**SELECTED EXTRACT:**
—————

Intersect multiple arrays of objects

Intersect multiple arrays of objects - javascript

So first of all, I am not expecting a specific solution to my problem, but instead some insights from more experienced developers that could enlighten me and put me on the right track. As I am not yet experienced enough in algorithms and data structures and I take this as a challenge for myself.
I have n number of arrays, where n >= 2.
They all contain objects and in the end, I want an array that contains only the common elements between all these arrays.
array1 = [{ id: 1 }, { id: 2 }, { id: 6 }, { id: 10 }]
array2 = [{ id: 2 }, { id: 4 }, { id: 10 }]
array3 = [{ id: 2 }, { id: 3 }, { id: 10 }]
arrayOfArrays = [array1, array2, array3]
intersect = [{ id: 2 }, { id: 10 }]
How would one approach this problem? I have read solutions using Divide And Conquer, or Hash tables, and even using the lodash library but I would like to implement my own solution for once and not rely on anything external, and at the same time practice algorithms.

For efficiency, I would start by locating the shortest array. This should be the one you work with. You can run a reduce on the arrayOfArrays to iterate through and return the index of the shortest length.
const shortestIndex = arrayOfArrays.reduce((accumulator, currentArray, currentIndex) => currentArray.length < arrayOfArrays[index] ? currentIndex : accumulator, 0);
Take the shortest array and call the reduce function again, this will iterate through the array and allow you to accumulate a final value. The second parameter is the starting value, which is a new array.
shortestArray.reduce((accumulator, currentObject) => /*TODO*/, [])
For the code, we basically need to loop through the remaining arrays and make sure it exists in all of them. You can use the every function since it will fail fast meaning the first array it doesn't exist in will trigger it to return false.
Inside the every you can call some to check if there is at least one match.
isMatch = remainingArrays.every(array => array.some(object => object.id === currentObject.id))
If it's a match, add it to the accumulator which will be your final result. Otherwise, just return the accumulator.
return isMatch ? [...accumulator, currentObject] : accumulator;
Putting all that together should get you a decent solution. I'm sure there are more optimizations that could be made, but that's where I would start.
reduce
every
some

The general solution is to iterate through an input and check for each value whether it exists in all of the other inputs. (Time complexity: O(l * n * l) where n is number of arrays and l is the average length of an array)
Following the ideas of the other two answers, we can improve this brute-force approach a bit by
iterating through the smallest input
using a Set for efficient lookup of ids instead of iteration
so it becomes (with O(l * n + min_l * n) = O(n * l))

—————

**SUPPLIED MATERIAL:**
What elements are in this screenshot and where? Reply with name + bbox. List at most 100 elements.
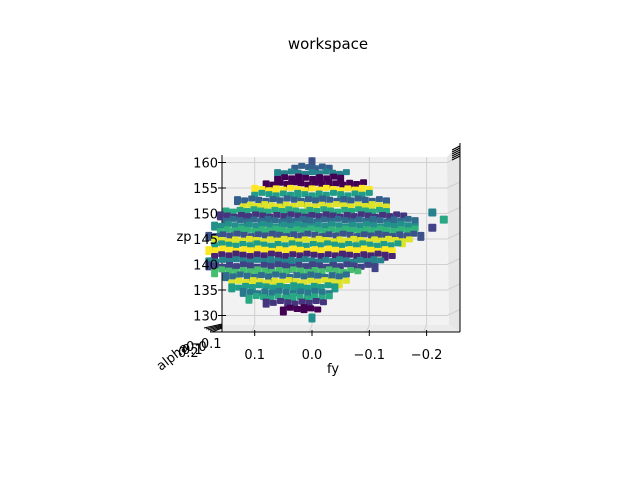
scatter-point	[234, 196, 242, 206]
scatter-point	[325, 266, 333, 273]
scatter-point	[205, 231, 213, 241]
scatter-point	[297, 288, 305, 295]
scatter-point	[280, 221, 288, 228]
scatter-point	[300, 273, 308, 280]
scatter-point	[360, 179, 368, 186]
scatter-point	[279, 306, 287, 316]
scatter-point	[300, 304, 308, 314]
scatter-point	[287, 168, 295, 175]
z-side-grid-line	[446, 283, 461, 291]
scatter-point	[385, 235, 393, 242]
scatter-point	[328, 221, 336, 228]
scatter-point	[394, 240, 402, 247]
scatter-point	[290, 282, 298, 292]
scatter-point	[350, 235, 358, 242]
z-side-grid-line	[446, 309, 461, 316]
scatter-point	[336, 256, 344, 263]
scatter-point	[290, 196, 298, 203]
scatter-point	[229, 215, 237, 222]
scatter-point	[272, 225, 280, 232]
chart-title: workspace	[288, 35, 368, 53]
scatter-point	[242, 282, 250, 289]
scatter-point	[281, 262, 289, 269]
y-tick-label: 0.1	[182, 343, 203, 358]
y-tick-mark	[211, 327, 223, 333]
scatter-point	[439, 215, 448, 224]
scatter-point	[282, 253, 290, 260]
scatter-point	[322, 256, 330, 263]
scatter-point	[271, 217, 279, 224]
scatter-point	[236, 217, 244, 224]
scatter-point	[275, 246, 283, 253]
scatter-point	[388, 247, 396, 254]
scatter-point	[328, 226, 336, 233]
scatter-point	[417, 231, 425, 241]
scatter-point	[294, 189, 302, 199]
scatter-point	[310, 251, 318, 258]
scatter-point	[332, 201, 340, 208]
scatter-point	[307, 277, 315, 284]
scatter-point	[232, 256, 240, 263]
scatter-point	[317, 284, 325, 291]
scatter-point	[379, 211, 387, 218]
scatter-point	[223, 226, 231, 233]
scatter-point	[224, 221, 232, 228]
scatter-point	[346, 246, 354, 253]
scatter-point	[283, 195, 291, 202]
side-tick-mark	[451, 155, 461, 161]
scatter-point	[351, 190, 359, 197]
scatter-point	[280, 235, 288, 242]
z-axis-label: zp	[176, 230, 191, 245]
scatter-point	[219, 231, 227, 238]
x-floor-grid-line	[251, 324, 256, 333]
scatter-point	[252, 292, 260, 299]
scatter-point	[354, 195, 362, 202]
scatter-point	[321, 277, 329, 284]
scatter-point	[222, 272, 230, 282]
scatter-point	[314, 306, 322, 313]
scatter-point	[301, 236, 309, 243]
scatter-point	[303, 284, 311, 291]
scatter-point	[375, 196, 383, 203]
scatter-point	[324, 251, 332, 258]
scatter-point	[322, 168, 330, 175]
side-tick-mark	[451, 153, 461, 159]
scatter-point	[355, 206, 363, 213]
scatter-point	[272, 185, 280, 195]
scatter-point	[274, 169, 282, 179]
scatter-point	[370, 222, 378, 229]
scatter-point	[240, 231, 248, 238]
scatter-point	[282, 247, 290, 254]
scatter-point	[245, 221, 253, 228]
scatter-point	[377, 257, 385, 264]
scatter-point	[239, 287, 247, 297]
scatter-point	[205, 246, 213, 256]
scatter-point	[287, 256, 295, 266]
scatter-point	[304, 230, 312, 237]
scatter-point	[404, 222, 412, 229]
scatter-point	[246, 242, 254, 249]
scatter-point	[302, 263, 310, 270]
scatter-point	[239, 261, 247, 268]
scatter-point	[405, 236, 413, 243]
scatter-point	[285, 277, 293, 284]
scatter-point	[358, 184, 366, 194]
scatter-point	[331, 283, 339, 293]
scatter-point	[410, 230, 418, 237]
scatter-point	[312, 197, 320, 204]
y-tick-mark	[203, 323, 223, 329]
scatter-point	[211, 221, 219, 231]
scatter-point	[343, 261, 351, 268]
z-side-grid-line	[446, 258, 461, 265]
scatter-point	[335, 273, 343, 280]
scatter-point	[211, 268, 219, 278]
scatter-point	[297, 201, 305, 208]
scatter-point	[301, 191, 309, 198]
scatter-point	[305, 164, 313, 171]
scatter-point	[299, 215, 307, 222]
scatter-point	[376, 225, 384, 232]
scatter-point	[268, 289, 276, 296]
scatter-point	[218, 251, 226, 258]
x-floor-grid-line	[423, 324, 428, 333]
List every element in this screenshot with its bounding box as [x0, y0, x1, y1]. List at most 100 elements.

—————

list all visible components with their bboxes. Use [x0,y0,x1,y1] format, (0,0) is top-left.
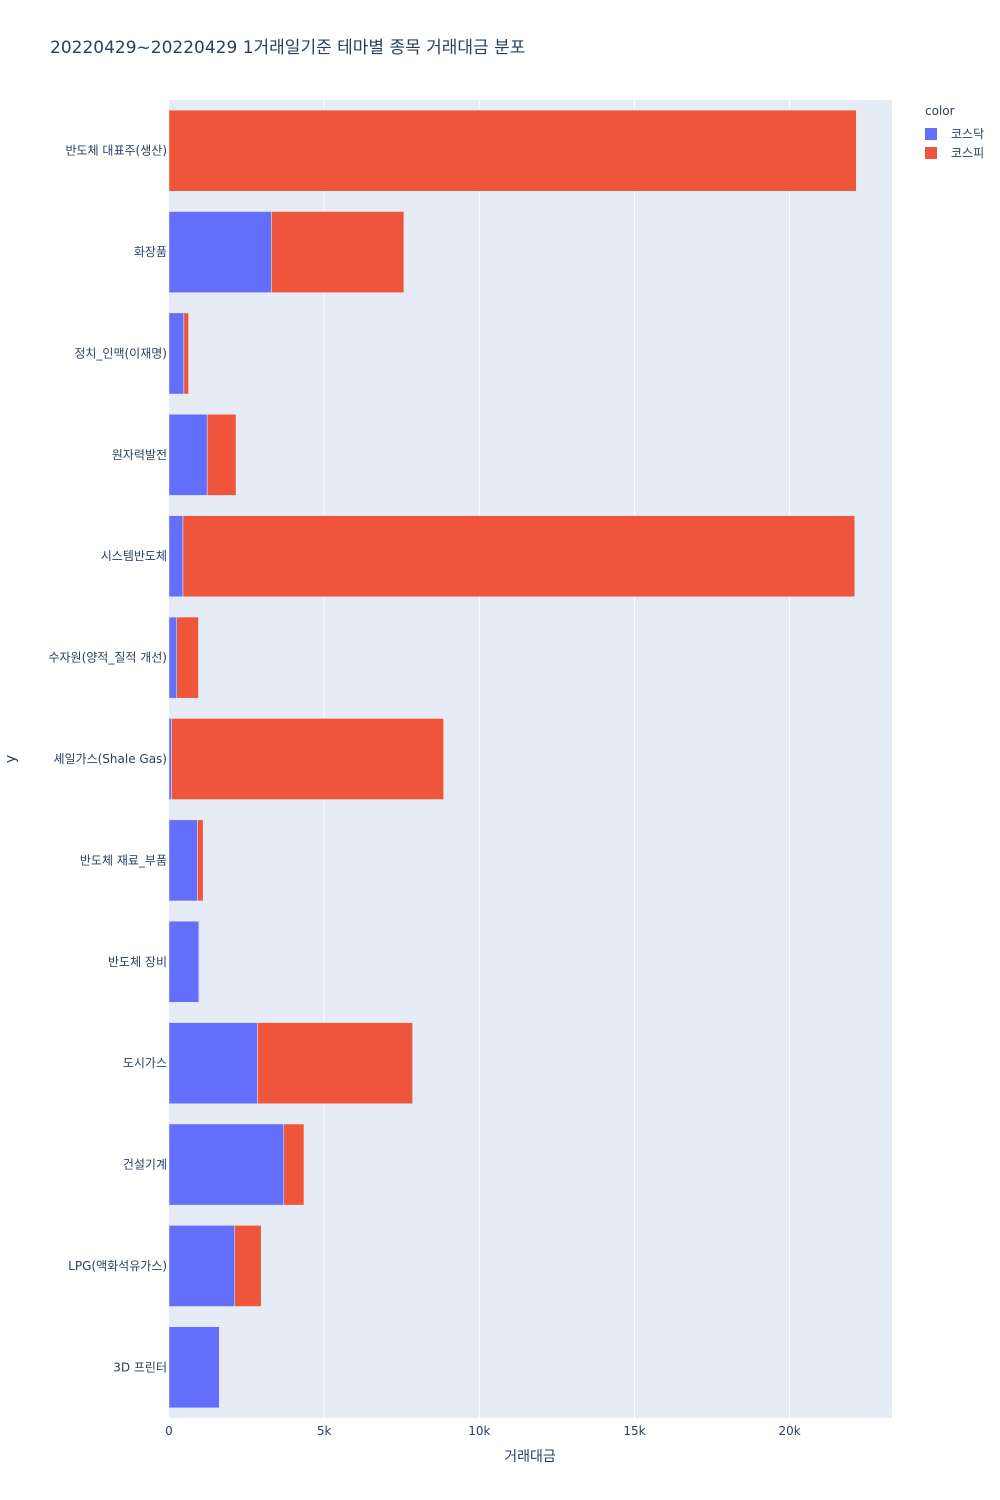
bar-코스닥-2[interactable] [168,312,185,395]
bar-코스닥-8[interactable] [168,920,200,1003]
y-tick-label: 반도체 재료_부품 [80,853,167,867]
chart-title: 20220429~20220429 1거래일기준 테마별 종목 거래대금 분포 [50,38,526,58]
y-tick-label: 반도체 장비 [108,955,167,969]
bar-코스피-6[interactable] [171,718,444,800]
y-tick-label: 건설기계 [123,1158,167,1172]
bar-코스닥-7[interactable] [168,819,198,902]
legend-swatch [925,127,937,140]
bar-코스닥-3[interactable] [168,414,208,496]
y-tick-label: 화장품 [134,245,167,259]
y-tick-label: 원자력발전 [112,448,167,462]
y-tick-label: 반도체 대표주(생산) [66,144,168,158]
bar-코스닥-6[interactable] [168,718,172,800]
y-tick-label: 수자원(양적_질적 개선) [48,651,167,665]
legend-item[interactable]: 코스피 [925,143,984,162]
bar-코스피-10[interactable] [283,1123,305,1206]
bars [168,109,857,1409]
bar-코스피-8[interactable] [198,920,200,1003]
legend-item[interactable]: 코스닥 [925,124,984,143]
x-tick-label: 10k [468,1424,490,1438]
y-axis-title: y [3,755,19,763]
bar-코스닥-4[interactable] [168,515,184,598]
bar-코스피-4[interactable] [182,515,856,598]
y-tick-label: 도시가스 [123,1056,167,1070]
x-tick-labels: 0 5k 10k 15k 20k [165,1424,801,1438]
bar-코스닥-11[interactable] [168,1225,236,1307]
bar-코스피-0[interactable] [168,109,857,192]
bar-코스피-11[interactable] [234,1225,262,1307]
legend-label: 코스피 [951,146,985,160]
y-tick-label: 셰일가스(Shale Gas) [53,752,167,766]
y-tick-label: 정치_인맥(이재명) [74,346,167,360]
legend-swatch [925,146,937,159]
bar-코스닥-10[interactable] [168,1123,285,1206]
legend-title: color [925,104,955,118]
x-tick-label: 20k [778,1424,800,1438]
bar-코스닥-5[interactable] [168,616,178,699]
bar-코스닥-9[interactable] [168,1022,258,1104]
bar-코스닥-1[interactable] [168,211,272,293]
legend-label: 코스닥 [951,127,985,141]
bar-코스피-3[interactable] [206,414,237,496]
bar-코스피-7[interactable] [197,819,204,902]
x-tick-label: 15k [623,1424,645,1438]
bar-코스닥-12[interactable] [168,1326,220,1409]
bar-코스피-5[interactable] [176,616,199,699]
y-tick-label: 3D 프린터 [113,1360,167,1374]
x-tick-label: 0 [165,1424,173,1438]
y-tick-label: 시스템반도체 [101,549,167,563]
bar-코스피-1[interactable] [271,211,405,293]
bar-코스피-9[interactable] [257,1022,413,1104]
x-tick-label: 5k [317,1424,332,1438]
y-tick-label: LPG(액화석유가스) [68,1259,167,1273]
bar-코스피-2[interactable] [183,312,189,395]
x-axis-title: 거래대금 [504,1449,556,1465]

—————

**EXERCISE REQUIREMENTS:**
(1) From the forum thread on intersecting arrays of objects, extract the passage from "Inside the every" to "of an array)".
(2) In the thread on intersecting arrays of objects, what does the first answer recommend locating first for efficiency?
(3) Continue the forum thread on intersecting arrays of objects in JavaScript from the point where it stops.

**EXERCISE RESULTS:**
(1)
Inside the every you can call some to check if there is at least one match.
isMatch = remainingArrays.every(array => array.some(object => object.id === currentObject.id))
If it's a match, add it to the accumulator which will be your final result. Otherwise, just return the accumulator.
return isMatch ? [...accumulator, currentObject] : accumulator;
Putting all that together should get you a decent solution. I'm sure there are more optimizations that could be made, but that's where I would start.
reduce
every
some

The general solution is to iterate through an input and check for each value whether it exists in all of the other inputs. (Time complexity: O(l * n * l) where n is number of arrays and l is the average length of an array)

(2) The shortest array.

(3)
const arrayOfIdSets = arrayOfArrays.map(arr =>
new Set(arr.map(val => val.id))
);
const smallestArray = arrayOfArrays.reduce((smallest, arr) =>
smallest.length < arr.length ? smallest : arr
);
const intersection = smallestArray.filter(val =>
arrayOfIdSets.every(set => set.has(val.id))
);

A good way to approach these kinds of problems, both in interviews and in just regular life, is to think of the most obvious approach you can come up with, no matter how inefficient, and think think about how you can improve it. This is usually called a "brute force" approach.
So for this problem, perhaps an obvious but inefficient approach would be to iterate through every item in array1 and check if it is in both array2 and array 3, and note it down (in another array) if it is. Then repeat again for each item in array2 and in array 3, making sure to only note down items you haven't noted down before.
We can see that will be inefficient because we'll be looking for a single item in an array many times, which is quite slow for an array. But it'll work!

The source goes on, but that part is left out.